The problem: Set every record down again exactly. Do not carry over the pictures.

Transcribed document page entries:
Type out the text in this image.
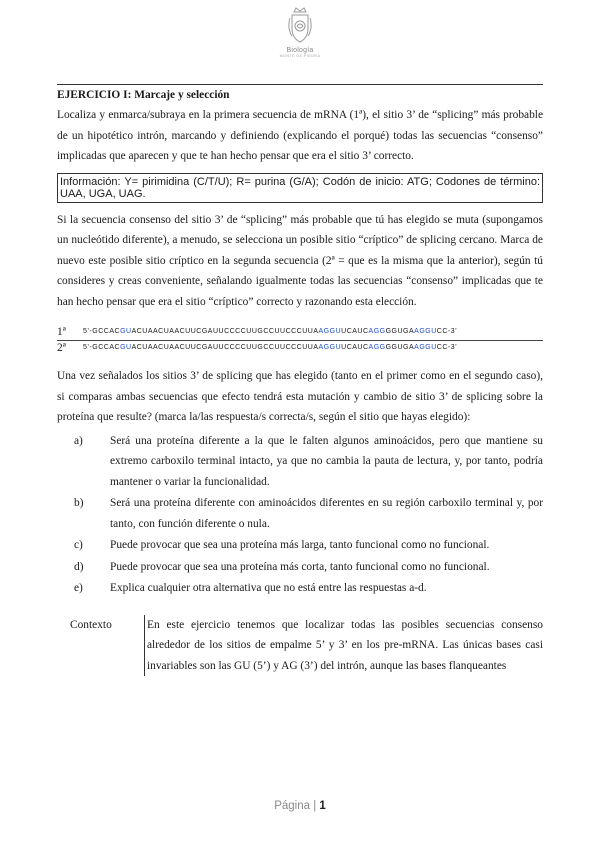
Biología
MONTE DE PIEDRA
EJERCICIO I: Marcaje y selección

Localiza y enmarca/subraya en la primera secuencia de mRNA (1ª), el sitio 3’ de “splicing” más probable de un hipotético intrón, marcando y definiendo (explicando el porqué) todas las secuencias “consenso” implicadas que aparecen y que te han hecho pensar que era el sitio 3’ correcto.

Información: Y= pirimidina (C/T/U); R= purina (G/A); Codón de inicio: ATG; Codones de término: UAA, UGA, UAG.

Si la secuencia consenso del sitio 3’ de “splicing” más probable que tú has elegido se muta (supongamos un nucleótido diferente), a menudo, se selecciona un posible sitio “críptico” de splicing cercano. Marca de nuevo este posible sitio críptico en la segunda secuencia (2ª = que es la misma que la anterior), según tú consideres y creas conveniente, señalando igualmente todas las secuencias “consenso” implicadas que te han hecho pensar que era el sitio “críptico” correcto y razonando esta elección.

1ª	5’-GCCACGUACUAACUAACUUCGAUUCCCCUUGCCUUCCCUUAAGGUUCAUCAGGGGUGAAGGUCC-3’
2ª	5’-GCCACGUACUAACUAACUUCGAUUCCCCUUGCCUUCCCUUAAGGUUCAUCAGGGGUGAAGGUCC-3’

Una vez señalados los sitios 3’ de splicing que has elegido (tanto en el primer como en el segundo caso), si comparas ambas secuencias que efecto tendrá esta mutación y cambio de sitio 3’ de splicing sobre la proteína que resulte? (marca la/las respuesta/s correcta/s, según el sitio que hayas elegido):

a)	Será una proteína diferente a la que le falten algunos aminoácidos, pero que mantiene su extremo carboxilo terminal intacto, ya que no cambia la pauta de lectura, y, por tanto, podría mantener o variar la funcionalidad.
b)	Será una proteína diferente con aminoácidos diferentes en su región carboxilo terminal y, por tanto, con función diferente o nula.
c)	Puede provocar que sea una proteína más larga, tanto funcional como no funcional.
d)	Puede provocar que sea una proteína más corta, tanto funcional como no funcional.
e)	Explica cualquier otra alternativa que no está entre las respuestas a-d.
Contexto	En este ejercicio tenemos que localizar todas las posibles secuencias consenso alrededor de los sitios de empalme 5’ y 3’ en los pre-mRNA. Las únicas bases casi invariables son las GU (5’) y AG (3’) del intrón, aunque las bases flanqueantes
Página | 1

Exercise result:
Type out the text in this image.
Biología
MONTE DE PIEDRA
EJERCICIO I: Marcaje y selección

Localiza y enmarca/subraya en la primera secuencia de mRNA (1ª), el sitio 3’ de “splicing” más probable de un hipotético intrón, marcando y definiendo (explicando el porqué) todas las secuencias “consenso” implicadas que aparecen y que te han hecho pensar que era el sitio 3’ correcto.

Información: Y= pirimidina (C/T/U); R= purina (G/A); Codón de inicio: ATG; Codones de término: UAA, UGA, UAG.

Si la secuencia consenso del sitio 3’ de “splicing” más probable que tú has elegido se muta (supongamos un nucleótido diferente), a menudo, se selecciona un posible sitio “críptico” de splicing cercano. Marca de nuevo este posible sitio críptico en la segunda secuencia (2ª = que es la misma que la anterior), según tú consideres y creas conveniente, señalando igualmente todas las secuencias “consenso” implicadas que te han hecho pensar que era el sitio “críptico” correcto y razonando esta elección.

1ª	5’-GCCACGUACUAACUAACUUCGAUUCCCCUUGCCUUCCCUUAAGGUUCAUCAGGGGUGAAGGUCC-3’
2ª	5’-GCCACGUACUAACUAACUUCGAUUCCCCUUGCCUUCCCUUAAGGUUCAUCAGGGGUGAAGGUCC-3’

Una vez señalados los sitios 3’ de splicing que has elegido (tanto en el primer como en el segundo caso), si comparas ambas secuencias que efecto tendrá esta mutación y cambio de sitio 3’ de splicing sobre la proteína que resulte? (marca la/las respuesta/s correcta/s, según el sitio que hayas elegido):

a)	Será una proteína diferente a la que le falten algunos aminoácidos, pero que mantiene su extremo carboxilo terminal intacto, ya que no cambia la pauta de lectura, y, por tanto, podría mantener o variar la funcionalidad.
b)	Será una proteína diferente con aminoácidos diferentes en su región carboxilo terminal y, por tanto, con función diferente o nula.
c)	Puede provocar que sea una proteína más larga, tanto funcional como no funcional.
d)	Puede provocar que sea una proteína más corta, tanto funcional como no funcional.
e)	Explica cualquier otra alternativa que no está entre las respuestas a-d.
Contexto	En este ejercicio tenemos que localizar todas las posibles secuencias consenso alrededor de los sitios de empalme 5’ y 3’ en los pre-mRNA. Las únicas bases casi invariables son las GU (5’) y AG (3’) del intrón, aunque las bases flanqueantes
Página | 1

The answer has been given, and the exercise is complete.